Copy all lines holding the word "title" from the entries.

::::

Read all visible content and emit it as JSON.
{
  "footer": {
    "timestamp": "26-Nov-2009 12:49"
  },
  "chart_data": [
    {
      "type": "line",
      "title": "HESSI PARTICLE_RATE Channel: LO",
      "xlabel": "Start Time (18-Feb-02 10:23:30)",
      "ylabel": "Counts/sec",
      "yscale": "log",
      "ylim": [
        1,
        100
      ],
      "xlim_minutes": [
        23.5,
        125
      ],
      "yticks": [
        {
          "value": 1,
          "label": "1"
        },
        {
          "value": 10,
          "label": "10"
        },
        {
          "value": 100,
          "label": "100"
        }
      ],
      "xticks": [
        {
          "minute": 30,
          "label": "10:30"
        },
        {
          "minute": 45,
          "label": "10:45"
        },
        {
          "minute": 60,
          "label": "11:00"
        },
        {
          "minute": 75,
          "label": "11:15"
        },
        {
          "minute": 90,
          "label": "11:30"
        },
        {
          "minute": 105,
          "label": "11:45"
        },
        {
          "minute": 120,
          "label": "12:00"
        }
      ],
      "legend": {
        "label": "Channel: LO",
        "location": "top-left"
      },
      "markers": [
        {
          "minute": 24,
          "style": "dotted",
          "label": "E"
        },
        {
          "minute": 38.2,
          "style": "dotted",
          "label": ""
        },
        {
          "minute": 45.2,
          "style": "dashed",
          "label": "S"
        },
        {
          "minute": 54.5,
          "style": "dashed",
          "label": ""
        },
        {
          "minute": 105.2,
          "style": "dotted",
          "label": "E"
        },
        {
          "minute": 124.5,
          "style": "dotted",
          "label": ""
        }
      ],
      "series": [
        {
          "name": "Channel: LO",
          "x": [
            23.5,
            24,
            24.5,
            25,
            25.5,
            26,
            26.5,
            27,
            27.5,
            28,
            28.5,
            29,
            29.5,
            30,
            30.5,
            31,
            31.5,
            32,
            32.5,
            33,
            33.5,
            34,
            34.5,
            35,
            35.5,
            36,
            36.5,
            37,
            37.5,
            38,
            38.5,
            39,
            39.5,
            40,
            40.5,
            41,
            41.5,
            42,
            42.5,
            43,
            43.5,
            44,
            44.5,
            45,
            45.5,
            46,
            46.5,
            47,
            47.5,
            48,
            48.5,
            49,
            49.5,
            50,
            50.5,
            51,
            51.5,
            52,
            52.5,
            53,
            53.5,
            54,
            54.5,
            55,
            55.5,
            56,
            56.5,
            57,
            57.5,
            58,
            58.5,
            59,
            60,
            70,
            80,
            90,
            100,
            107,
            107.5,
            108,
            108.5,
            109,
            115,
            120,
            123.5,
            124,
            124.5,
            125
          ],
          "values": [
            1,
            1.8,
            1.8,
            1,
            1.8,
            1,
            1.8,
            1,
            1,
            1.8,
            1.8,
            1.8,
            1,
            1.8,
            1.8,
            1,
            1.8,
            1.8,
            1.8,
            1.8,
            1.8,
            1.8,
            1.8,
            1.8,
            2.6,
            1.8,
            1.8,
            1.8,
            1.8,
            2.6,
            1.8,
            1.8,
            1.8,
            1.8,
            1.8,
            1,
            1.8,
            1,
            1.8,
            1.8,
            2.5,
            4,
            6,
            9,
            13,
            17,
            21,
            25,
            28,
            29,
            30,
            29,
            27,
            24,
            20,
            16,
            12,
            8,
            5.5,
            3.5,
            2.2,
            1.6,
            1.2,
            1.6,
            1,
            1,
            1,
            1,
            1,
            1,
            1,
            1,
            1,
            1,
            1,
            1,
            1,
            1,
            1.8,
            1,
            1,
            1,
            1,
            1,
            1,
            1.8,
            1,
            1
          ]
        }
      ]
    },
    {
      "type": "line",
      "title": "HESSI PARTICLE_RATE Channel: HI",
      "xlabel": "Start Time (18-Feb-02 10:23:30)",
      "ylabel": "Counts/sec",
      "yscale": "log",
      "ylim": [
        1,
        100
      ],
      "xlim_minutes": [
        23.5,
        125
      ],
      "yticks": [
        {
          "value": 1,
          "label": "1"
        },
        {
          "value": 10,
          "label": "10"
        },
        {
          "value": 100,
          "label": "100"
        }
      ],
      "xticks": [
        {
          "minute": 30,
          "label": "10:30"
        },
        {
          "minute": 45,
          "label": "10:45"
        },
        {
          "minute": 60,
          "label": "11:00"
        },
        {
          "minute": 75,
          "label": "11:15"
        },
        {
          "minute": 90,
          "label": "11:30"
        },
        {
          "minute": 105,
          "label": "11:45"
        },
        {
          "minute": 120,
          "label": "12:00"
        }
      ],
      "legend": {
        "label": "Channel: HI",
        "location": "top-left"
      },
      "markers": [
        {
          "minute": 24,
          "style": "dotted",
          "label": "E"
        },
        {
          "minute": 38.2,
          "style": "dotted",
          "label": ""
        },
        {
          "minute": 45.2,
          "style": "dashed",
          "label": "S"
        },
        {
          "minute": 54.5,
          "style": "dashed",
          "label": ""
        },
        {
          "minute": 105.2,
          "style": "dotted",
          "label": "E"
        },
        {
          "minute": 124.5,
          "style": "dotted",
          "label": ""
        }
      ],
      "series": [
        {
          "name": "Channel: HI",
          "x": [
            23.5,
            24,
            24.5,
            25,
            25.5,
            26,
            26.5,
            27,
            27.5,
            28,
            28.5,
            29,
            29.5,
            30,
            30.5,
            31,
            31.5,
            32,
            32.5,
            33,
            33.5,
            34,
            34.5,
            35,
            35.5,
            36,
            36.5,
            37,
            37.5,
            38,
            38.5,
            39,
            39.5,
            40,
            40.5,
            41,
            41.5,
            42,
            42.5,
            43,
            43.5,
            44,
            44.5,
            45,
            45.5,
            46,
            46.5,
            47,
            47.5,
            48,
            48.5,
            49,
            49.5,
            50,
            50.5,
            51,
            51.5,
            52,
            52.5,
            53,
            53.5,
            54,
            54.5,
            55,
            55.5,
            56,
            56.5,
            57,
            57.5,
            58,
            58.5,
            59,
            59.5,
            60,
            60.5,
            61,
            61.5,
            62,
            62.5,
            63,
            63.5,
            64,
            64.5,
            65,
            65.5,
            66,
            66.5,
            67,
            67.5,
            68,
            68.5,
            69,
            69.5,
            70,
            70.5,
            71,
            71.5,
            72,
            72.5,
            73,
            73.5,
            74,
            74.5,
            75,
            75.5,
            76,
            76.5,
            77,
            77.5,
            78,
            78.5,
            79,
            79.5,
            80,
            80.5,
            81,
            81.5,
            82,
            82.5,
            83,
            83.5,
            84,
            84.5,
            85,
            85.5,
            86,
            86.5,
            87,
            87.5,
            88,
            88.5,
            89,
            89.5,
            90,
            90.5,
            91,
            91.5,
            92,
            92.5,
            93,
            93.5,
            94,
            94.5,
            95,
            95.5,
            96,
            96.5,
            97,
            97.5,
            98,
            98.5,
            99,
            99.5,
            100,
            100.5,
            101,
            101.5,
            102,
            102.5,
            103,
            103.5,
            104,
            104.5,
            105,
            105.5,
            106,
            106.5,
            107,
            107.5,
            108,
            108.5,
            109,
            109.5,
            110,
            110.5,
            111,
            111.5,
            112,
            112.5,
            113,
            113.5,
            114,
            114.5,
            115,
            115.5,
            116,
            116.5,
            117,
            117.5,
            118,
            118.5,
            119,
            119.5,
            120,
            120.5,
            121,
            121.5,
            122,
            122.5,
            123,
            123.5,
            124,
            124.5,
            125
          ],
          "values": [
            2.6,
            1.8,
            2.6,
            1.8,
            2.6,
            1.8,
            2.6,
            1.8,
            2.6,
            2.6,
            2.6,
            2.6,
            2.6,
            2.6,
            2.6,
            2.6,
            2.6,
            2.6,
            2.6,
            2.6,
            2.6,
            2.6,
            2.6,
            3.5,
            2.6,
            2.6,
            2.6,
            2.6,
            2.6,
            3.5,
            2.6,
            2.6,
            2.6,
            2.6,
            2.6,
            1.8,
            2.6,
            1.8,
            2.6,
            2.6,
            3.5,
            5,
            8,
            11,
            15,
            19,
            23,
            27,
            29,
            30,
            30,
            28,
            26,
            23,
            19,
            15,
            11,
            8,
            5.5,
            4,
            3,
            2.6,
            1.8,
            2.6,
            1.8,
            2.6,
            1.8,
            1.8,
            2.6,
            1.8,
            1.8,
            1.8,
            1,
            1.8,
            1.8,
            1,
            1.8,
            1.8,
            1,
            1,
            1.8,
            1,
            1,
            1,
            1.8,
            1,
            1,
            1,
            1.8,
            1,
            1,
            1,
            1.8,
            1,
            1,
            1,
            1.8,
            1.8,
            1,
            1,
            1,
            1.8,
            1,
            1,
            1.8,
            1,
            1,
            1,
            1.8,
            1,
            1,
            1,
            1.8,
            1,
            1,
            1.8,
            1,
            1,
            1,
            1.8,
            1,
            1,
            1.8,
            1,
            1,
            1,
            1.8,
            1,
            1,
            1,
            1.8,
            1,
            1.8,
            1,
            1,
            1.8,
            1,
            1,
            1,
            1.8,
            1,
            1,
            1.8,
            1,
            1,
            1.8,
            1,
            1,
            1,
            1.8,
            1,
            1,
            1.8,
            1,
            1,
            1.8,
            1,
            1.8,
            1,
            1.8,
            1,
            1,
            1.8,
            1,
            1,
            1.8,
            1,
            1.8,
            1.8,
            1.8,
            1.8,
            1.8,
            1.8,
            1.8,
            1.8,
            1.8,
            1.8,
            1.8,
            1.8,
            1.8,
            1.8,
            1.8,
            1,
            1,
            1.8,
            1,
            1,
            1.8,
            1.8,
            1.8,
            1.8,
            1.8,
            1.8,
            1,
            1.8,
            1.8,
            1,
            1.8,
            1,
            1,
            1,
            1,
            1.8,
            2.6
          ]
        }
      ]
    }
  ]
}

::::

• _Written response_
      "title": "HESSI PARTICLE_RATE Channel: LO",
      "title": "HESSI PARTICLE_RATE Channel: HI",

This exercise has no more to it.